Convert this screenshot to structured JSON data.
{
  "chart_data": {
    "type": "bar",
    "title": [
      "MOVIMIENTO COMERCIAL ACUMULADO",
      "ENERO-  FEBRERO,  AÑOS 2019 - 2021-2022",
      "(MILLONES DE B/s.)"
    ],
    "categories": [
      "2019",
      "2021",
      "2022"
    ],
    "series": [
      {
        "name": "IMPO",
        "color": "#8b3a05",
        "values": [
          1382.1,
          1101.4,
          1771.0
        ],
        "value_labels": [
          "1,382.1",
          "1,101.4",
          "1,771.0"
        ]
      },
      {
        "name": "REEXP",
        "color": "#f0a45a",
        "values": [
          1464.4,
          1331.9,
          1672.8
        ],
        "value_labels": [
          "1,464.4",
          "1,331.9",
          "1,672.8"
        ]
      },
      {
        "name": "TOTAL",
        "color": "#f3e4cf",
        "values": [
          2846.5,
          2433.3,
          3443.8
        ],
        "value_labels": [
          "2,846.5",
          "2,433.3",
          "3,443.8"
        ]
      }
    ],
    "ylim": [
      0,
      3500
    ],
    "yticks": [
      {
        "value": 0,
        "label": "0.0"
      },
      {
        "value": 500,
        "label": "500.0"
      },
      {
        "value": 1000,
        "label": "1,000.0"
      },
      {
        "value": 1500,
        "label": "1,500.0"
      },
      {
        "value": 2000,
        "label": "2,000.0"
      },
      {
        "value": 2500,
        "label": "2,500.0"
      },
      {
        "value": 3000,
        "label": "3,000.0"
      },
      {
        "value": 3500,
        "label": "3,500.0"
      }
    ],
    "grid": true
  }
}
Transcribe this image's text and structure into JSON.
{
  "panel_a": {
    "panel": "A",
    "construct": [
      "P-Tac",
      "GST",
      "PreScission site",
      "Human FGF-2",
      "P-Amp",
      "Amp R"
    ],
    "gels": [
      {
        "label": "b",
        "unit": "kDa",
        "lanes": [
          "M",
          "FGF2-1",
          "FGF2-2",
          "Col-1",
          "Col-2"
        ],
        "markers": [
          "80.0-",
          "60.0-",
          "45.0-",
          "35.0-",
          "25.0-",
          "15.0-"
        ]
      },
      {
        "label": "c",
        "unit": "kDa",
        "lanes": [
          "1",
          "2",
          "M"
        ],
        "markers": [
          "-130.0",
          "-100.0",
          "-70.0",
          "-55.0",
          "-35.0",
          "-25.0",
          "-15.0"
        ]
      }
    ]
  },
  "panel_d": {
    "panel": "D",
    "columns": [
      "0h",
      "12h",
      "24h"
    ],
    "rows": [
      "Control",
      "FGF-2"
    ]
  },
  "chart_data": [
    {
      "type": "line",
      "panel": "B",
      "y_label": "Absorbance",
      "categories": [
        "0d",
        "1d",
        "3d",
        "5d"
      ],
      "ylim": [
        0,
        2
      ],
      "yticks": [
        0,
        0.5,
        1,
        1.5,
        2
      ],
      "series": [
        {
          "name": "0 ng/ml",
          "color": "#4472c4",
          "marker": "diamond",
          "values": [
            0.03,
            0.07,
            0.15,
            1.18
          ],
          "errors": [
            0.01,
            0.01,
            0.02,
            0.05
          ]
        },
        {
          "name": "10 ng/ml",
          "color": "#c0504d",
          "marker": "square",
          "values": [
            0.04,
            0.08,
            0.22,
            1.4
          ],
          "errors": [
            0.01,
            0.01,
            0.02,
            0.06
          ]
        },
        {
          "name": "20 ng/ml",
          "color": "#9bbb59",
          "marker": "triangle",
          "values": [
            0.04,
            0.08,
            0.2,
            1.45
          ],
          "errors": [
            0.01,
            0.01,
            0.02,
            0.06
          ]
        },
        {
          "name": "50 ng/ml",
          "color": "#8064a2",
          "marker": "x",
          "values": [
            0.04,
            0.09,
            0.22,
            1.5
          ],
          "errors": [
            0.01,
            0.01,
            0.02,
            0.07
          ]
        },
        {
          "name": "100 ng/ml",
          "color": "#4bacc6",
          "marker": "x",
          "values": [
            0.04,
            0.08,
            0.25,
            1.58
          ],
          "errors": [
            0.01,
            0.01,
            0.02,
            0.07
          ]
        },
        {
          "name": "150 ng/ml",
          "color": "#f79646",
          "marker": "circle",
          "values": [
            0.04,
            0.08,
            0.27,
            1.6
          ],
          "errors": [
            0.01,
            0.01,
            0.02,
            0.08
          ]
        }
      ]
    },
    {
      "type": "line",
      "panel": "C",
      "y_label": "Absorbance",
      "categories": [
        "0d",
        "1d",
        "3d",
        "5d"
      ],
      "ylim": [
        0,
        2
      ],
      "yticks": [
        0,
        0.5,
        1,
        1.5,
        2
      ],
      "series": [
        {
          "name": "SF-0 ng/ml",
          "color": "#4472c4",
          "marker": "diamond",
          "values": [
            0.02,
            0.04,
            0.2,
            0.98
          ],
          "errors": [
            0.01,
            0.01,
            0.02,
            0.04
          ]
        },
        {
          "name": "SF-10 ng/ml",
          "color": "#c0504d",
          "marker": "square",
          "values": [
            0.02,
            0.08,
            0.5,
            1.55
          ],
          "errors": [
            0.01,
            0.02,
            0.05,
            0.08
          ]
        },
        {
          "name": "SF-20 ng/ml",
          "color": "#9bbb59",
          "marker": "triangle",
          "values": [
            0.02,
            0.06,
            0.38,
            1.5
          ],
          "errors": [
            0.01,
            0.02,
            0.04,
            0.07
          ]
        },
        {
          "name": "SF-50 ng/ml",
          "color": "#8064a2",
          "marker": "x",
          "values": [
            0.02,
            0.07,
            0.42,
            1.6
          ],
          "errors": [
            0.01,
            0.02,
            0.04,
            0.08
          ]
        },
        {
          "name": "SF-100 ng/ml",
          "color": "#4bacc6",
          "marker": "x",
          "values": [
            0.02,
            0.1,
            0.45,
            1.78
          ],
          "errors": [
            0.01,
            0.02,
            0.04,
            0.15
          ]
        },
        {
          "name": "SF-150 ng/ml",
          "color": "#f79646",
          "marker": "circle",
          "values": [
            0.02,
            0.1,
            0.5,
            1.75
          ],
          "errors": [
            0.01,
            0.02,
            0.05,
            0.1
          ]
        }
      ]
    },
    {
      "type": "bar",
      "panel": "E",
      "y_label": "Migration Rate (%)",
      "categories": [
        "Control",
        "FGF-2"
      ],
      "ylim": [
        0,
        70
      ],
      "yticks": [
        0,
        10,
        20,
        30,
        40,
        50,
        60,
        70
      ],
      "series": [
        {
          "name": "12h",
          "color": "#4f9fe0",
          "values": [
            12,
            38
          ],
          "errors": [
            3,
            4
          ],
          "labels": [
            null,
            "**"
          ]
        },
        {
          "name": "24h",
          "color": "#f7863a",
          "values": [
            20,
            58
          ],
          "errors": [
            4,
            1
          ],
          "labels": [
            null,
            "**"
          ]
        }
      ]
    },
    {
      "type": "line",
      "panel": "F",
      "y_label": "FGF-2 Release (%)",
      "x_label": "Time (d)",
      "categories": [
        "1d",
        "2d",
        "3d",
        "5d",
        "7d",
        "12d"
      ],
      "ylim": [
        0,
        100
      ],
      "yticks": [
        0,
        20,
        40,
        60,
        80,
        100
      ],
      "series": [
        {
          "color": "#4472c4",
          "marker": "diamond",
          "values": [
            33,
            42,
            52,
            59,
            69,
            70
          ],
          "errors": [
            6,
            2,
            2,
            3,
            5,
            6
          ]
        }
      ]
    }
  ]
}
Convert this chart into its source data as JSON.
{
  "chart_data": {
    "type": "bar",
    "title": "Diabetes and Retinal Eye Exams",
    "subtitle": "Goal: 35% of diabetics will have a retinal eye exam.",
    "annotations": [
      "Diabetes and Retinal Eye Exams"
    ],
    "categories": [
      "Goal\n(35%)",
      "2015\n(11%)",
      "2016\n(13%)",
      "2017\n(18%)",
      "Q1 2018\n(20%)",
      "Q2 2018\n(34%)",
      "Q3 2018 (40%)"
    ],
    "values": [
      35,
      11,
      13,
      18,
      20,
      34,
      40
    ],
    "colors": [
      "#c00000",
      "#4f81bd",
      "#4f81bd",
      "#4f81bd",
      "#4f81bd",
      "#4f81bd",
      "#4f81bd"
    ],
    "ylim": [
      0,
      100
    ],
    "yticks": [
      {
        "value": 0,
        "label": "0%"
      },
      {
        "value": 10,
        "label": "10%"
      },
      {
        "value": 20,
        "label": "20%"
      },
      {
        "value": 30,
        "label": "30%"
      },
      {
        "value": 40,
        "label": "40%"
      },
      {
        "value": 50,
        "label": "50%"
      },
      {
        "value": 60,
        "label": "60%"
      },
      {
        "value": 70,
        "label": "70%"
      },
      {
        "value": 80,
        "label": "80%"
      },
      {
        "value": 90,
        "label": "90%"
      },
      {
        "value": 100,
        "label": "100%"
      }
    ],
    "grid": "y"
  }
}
════════
REQUEST → Tally up the lines holding the word "JSON" in the data above, and answer with that figure only.

SOLUTION TO THIS TASK → 3